Work to complete: Show every line containing "omnes" by copying it.

Source records:

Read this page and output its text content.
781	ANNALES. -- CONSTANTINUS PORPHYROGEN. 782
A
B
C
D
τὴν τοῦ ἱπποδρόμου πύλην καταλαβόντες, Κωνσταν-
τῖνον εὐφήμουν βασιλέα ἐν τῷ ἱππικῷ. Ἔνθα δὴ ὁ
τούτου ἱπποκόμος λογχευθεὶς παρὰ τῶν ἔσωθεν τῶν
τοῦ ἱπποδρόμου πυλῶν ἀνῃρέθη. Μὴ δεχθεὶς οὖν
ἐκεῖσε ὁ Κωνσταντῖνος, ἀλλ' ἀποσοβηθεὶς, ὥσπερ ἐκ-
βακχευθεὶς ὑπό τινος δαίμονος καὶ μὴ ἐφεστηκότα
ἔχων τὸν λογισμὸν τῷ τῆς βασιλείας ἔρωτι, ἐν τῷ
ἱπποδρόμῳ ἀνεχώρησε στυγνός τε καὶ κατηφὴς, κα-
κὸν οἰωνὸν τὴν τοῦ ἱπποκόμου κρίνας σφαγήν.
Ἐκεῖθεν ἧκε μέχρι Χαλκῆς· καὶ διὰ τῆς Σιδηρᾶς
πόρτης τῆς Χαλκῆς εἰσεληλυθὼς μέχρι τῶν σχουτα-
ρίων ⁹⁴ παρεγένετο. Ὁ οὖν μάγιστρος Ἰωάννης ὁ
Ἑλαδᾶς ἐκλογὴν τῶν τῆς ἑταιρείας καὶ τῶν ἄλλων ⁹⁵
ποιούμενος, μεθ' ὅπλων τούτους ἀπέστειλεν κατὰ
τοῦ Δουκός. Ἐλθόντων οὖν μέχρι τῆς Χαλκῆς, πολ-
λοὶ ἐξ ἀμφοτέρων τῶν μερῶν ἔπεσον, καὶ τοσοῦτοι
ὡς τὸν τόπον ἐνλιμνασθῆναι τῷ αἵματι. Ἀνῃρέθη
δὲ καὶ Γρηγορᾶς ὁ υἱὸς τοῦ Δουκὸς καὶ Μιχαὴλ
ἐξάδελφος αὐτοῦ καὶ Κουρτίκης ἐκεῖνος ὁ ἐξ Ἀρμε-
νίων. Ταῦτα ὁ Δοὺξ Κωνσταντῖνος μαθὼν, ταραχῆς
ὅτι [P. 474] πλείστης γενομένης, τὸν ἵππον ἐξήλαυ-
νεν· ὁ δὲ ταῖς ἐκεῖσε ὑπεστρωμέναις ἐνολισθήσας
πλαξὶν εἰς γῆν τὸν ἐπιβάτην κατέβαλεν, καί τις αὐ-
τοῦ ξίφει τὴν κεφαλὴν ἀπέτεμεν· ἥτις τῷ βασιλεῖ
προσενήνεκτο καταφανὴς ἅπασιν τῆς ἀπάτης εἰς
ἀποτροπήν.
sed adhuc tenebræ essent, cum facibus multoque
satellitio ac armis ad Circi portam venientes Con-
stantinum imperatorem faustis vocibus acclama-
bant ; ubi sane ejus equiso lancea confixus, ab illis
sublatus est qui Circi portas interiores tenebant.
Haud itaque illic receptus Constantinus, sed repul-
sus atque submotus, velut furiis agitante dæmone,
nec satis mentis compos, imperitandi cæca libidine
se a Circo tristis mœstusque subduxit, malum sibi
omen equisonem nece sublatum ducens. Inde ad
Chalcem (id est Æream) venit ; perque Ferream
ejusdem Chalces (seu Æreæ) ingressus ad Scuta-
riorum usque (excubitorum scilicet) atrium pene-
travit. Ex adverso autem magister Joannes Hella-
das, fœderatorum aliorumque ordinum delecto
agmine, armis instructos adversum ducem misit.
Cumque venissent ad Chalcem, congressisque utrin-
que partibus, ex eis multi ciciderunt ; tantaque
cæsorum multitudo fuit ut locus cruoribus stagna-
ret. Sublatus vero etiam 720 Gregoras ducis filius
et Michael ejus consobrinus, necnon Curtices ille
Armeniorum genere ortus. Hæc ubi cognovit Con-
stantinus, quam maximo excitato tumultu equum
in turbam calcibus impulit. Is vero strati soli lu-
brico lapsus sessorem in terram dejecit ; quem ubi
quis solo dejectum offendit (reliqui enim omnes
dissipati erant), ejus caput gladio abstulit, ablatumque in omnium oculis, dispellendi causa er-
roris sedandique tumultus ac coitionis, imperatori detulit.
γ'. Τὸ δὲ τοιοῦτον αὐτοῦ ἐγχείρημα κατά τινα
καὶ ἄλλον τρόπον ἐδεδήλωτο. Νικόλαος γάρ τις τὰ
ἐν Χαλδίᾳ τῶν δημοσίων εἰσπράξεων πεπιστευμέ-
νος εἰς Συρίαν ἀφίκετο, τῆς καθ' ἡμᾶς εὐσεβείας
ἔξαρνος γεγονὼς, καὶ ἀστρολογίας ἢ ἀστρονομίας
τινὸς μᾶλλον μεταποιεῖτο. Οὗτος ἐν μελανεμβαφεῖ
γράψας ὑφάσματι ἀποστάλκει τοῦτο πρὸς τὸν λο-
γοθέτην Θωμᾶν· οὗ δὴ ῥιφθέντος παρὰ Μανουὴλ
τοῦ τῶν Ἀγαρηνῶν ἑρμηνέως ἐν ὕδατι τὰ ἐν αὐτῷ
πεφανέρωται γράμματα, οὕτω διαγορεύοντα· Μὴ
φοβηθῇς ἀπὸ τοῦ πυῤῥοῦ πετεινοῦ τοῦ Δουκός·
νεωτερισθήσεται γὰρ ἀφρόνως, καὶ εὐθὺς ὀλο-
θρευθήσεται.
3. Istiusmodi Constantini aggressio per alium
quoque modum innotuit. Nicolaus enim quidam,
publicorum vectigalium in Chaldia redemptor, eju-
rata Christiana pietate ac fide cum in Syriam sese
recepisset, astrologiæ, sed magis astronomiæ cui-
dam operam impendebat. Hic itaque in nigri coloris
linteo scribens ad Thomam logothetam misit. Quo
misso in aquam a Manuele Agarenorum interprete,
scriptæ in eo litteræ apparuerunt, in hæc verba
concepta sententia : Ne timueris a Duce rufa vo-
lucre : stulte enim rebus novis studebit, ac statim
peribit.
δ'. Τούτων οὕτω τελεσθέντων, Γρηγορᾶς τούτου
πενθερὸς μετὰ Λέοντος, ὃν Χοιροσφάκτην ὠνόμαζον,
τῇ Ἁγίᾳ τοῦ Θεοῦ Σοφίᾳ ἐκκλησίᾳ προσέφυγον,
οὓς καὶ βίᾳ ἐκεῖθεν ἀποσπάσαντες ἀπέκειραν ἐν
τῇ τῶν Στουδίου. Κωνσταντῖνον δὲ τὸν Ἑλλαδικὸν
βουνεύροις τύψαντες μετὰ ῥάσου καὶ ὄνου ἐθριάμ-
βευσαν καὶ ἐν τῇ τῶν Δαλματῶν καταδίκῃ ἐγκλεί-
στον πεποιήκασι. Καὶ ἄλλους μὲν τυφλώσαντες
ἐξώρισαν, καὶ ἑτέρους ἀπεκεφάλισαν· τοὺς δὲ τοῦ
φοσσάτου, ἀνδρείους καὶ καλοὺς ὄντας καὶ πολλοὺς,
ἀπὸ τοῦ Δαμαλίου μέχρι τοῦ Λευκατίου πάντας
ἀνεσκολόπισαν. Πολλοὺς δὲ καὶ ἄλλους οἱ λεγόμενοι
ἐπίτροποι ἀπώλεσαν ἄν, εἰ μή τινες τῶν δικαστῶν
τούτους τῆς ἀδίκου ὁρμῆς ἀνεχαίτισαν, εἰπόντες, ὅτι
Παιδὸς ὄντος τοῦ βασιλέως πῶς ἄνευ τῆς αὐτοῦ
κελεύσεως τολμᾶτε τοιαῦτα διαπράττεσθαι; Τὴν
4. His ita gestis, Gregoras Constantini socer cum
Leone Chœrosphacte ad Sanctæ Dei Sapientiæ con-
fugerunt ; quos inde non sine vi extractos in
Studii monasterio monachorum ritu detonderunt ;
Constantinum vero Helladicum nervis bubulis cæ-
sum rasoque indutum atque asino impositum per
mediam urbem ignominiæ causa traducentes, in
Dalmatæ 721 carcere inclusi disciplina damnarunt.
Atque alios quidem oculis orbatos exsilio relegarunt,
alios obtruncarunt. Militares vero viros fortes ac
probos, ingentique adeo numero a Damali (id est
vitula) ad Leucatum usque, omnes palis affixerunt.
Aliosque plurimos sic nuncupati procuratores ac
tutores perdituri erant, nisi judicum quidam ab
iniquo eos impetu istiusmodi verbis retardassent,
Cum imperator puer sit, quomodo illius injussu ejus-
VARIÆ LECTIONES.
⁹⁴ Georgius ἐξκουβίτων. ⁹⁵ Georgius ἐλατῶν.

Written response:
quis solo dejectum offendit (reliqui enim omnes
vitula) ad Leucatum usque, omnes palis affixerunt.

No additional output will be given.